Data listing:
___
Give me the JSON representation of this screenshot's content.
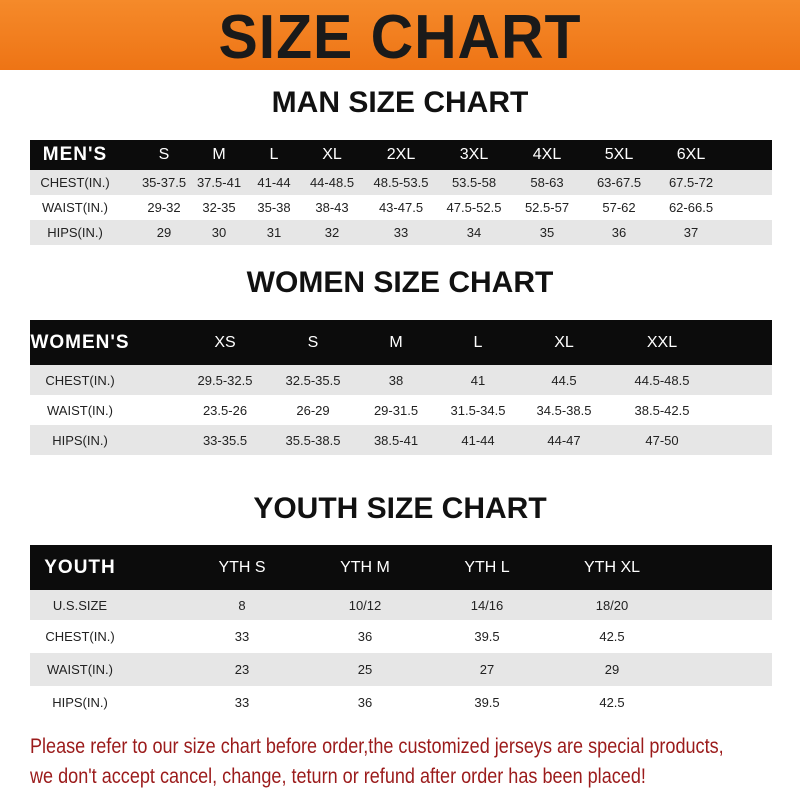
{
  "title": "SIZE CHART",
  "colors": {
    "banner": "#f07a1a",
    "header_row": "#0c0c0c",
    "note_text": "#9b1b1b"
  },
  "men": {
    "title": "MAN SIZE CHART",
    "header": [
      "MEN'S",
      "S",
      "M",
      "L",
      "XL",
      "2XL",
      "3XL",
      "4XL",
      "5XL",
      "6XL"
    ],
    "rows": [
      [
        "CHEST(IN.)",
        "35-37.5",
        "37.5-41",
        "41-44",
        "44-48.5",
        "48.5-53.5",
        "53.5-58",
        "58-63",
        "63-67.5",
        "67.5-72"
      ],
      [
        "WAIST(IN.)",
        "29-32",
        "32-35",
        "35-38",
        "38-43",
        "43-47.5",
        "47.5-52.5",
        "52.5-57",
        "57-62",
        "62-66.5"
      ],
      [
        "HIPS(IN.)",
        "29",
        "30",
        "31",
        "32",
        "33",
        "34",
        "35",
        "36",
        "37"
      ]
    ]
  },
  "women": {
    "title": "WOMEN SIZE CHART",
    "header": [
      "WOMEN'S",
      "XS",
      "S",
      "M",
      "L",
      "XL",
      "XXL"
    ],
    "rows": [
      [
        "CHEST(IN.)",
        "29.5-32.5",
        "32.5-35.5",
        "38",
        "41",
        "44.5",
        "44.5-48.5"
      ],
      [
        "WAIST(IN.)",
        "23.5-26",
        "26-29",
        "29-31.5",
        "31.5-34.5",
        "34.5-38.5",
        "38.5-42.5"
      ],
      [
        "HIPS(IN.)",
        "33-35.5",
        "35.5-38.5",
        "38.5-41",
        "41-44",
        "44-47",
        "47-50"
      ]
    ]
  },
  "youth": {
    "title": "YOUTH SIZE CHART",
    "header": [
      "YOUTH",
      "YTH S",
      "YTH M",
      "YTH L",
      "YTH XL"
    ],
    "rows": [
      [
        "U.S.SIZE",
        "8",
        "10/12",
        "14/16",
        "18/20"
      ],
      [
        "CHEST(IN.)",
        "33",
        "36",
        "39.5",
        "42.5"
      ],
      [
        "WAIST(IN.)",
        "23",
        "25",
        "27",
        "29"
      ],
      [
        "HIPS(IN.)",
        "33",
        "36",
        "39.5",
        "42.5"
      ]
    ]
  },
  "note": {
    "line1": "Please refer to our size chart before order,the customized jerseys are special products,",
    "line2": "we don't accept cancel, change, teturn or refund after order has been placed!"
  }
}
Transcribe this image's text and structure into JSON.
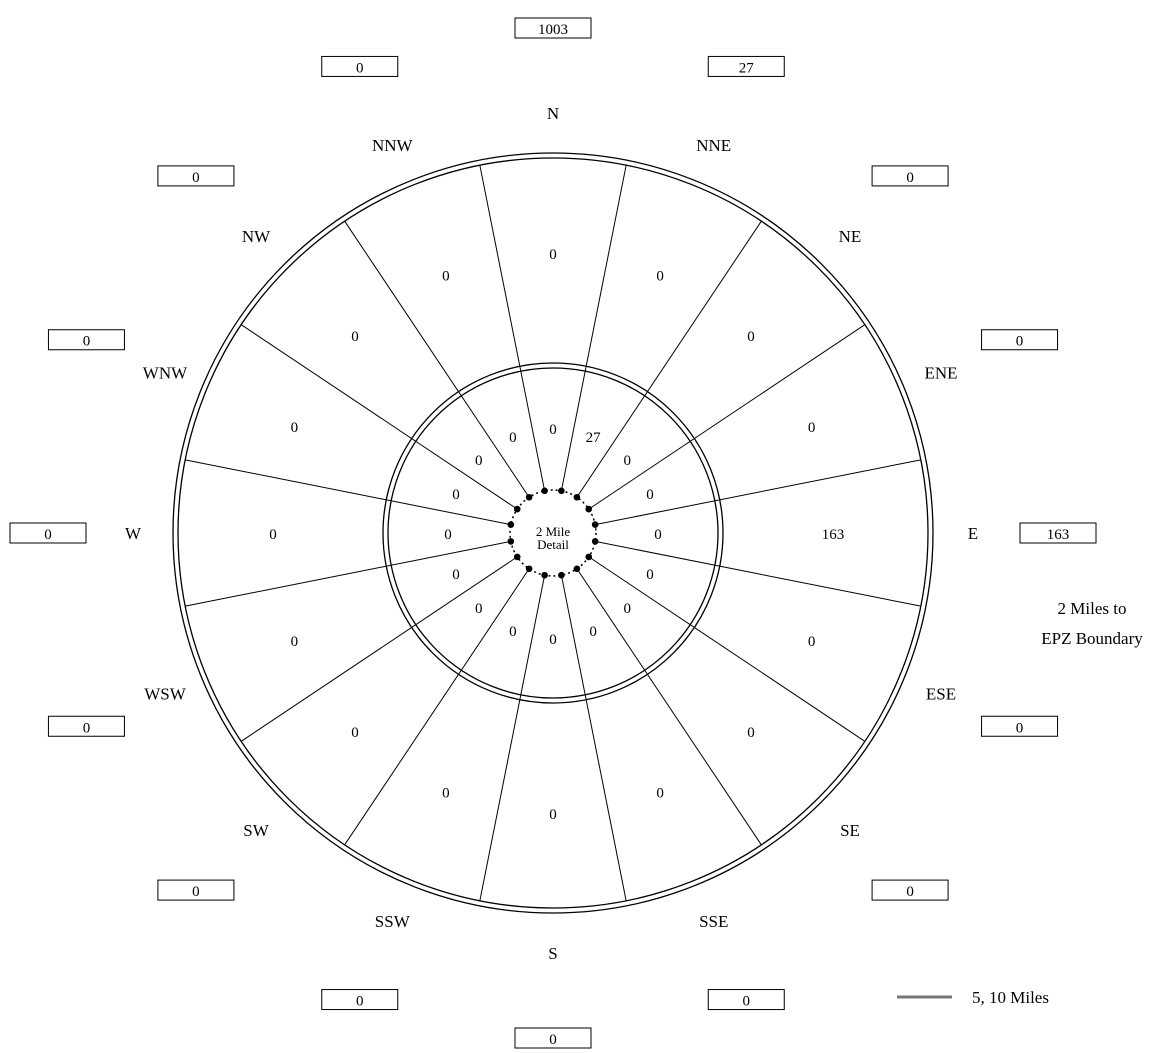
{
  "directions": [
    {
      "label": "N",
      "outer_total": "1003",
      "ring_10mi": "0",
      "ring_5mi": "0"
    },
    {
      "label": "NNE",
      "outer_total": "27",
      "ring_10mi": "0",
      "ring_5mi": "27"
    },
    {
      "label": "NE",
      "outer_total": "0",
      "ring_10mi": "0",
      "ring_5mi": "0"
    },
    {
      "label": "ENE",
      "outer_total": "0",
      "ring_10mi": "0",
      "ring_5mi": "0"
    },
    {
      "label": "E",
      "outer_total": "163",
      "ring_10mi": "163",
      "ring_5mi": "0"
    },
    {
      "label": "ESE",
      "outer_total": "0",
      "ring_10mi": "0",
      "ring_5mi": "0"
    },
    {
      "label": "SE",
      "outer_total": "0",
      "ring_10mi": "0",
      "ring_5mi": "0"
    },
    {
      "label": "SSE",
      "outer_total": "0",
      "ring_10mi": "0",
      "ring_5mi": "0"
    },
    {
      "label": "S",
      "outer_total": "0",
      "ring_10mi": "0",
      "ring_5mi": "0"
    },
    {
      "label": "SSW",
      "outer_total": "0",
      "ring_10mi": "0",
      "ring_5mi": "0"
    },
    {
      "label": "SW",
      "outer_total": "0",
      "ring_10mi": "0",
      "ring_5mi": "0"
    },
    {
      "label": "WSW",
      "outer_total": "0",
      "ring_10mi": "0",
      "ring_5mi": "0"
    },
    {
      "label": "W",
      "outer_total": "0",
      "ring_10mi": "0",
      "ring_5mi": "0"
    },
    {
      "label": "WNW",
      "outer_total": "0",
      "ring_10mi": "0",
      "ring_5mi": "0"
    },
    {
      "label": "NW",
      "outer_total": "0",
      "ring_10mi": "0",
      "ring_5mi": "0"
    },
    {
      "label": "NNW",
      "outer_total": "0",
      "ring_10mi": "0",
      "ring_5mi": "0"
    }
  ],
  "center_label_line1": "2 Mile",
  "center_label_line2": "Detail",
  "epz_label_line1": "2 Miles to",
  "epz_label_line2": "EPZ Boundary",
  "legend_label": "5, 10 Miles",
  "colors": {
    "line": "#000000",
    "legend_line": "#777777",
    "background": "#ffffff"
  }
}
___
▸ Task prompt: Give back only a number, the number of lines where the string "JSON" occurs.

▸ Answer in full: 2